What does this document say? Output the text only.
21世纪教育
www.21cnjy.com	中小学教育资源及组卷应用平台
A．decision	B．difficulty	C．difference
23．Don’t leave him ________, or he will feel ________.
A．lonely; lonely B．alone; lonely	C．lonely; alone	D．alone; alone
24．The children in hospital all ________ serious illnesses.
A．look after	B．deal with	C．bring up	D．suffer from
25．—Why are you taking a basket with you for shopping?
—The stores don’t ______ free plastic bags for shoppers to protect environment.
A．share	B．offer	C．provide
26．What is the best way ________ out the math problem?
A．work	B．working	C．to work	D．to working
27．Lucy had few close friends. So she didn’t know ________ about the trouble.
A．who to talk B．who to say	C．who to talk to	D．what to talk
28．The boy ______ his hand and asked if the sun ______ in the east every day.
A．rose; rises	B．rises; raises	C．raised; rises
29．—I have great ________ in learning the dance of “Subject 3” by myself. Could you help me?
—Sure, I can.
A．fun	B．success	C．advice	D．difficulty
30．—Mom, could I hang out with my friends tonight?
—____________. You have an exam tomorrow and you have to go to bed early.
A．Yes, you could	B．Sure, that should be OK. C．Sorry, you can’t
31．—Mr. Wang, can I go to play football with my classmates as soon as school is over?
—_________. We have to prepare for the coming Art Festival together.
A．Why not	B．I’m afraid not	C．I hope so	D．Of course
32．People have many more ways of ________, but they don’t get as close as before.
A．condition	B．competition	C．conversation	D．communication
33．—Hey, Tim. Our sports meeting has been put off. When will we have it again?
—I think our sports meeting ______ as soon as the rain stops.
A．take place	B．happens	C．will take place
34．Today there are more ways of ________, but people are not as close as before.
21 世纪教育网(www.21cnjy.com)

____

§ YOUR OBJECTIVE
Write out all records exactly, keeping every detail.

§ FINISHED EXERCISE
What does this document say? Output the text only.
21世纪教育
www.21cnjy.com	中小学教育资源及组卷应用平台
A．decision	B．difficulty	C．difference
23．Don’t leave him ________, or he will feel ________.
A．lonely; lonely B．alone; lonely	C．lonely; alone	D．alone; alone
24．The children in hospital all ________ serious illnesses.
A．look after	B．deal with	C．bring up	D．suffer from
25．—Why are you taking a basket with you for shopping?
—The stores don’t ______ free plastic bags for shoppers to protect environment.
A．share	B．offer	C．provide
26．What is the best way ________ out the math problem?
A．work	B．working	C．to work	D．to working
27．Lucy had few close friends. So she didn’t know ________ about the trouble.
A．who to talk B．who to say	C．who to talk to	D．what to talk
28．The boy ______ his hand and asked if the sun ______ in the east every day.
A．rose; rises	B．rises; raises	C．raised; rises
29．—I have great ________ in learning the dance of “Subject 3” by myself. Could you help me?
—Sure, I can.
A．fun	B．success	C．advice	D．difficulty
30．—Mom, could I hang out with my friends tonight?
—____________. You have an exam tomorrow and you have to go to bed early.
A．Yes, you could	B．Sure, that should be OK. C．Sorry, you can’t
31．—Mr. Wang, can I go to play football with my classmates as soon as school is over?
—_________. We have to prepare for the coming Art Festival together.
A．Why not	B．I’m afraid not	C．I hope so	D．Of course
32．People have many more ways of ________, but they don’t get as close as before.
A．condition	B．competition	C．conversation	D．communication
33．—Hey, Tim. Our sports meeting has been put off. When will we have it again?
—I think our sports meeting ______ as soon as the rain stops.
A．take place	B．happens	C．will take place
34．Today there are more ways of ________, but people are not as close as before.
21 世纪教育网(www.21cnjy.com)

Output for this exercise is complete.